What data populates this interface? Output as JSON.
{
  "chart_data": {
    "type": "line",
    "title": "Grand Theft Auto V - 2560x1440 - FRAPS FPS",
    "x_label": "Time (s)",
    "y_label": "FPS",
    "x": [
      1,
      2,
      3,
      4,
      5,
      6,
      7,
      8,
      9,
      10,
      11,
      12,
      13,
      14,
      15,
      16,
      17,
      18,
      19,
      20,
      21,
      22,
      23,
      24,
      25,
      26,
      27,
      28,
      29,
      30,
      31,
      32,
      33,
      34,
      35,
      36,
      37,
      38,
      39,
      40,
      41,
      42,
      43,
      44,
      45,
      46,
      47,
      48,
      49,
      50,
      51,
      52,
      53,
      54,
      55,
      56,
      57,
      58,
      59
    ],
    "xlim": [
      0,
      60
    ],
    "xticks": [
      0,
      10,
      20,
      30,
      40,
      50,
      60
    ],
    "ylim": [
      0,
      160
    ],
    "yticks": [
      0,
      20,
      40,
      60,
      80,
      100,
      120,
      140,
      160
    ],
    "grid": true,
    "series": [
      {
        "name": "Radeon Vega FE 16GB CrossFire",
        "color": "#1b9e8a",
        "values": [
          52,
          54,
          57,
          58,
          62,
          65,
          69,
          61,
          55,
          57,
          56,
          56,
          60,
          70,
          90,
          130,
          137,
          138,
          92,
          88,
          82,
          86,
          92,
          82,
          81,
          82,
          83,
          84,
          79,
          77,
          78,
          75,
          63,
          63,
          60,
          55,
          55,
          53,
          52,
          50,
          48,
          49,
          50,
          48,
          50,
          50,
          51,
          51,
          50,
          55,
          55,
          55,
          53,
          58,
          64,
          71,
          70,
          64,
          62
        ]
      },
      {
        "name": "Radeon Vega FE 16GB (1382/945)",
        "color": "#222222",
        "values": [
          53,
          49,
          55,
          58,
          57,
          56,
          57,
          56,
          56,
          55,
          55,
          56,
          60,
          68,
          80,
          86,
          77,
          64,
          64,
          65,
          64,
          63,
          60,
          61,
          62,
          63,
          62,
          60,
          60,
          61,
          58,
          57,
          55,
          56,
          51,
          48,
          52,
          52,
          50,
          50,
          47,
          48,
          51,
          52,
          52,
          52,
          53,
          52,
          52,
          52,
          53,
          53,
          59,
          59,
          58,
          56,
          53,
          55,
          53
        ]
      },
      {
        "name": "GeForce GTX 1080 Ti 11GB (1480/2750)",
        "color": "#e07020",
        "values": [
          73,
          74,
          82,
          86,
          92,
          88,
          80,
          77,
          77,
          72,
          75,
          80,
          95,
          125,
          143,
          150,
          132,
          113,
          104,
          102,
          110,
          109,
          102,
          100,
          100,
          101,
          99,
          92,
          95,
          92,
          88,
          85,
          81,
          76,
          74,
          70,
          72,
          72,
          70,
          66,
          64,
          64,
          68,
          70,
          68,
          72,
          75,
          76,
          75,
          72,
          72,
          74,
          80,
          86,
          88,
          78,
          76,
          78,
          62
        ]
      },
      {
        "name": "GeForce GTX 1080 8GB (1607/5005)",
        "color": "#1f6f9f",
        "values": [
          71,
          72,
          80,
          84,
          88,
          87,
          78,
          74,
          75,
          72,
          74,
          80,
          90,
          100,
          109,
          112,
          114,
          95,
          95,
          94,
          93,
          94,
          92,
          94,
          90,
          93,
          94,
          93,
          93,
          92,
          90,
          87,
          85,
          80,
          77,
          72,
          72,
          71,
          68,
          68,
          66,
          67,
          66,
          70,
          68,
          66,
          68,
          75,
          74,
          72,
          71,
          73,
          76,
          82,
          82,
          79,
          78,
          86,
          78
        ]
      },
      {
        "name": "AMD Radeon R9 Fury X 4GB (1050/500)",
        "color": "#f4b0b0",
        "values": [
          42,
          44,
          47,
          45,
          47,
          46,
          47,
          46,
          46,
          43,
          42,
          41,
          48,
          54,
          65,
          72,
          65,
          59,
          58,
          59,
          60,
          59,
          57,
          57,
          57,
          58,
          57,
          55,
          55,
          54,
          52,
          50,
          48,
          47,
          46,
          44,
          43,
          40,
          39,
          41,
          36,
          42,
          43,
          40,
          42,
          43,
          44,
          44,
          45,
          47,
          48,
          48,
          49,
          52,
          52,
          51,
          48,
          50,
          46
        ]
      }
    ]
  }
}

#### [EXERCISE DESCRIPTION]
Copy out every line in the listing where the word "Vega" appears.

#### [ANSWER FOR THIS EXERCISE]
        "name": "Radeon Vega FE 16GB CrossFire",
        "name": "Radeon Vega FE 16GB (1382/945)",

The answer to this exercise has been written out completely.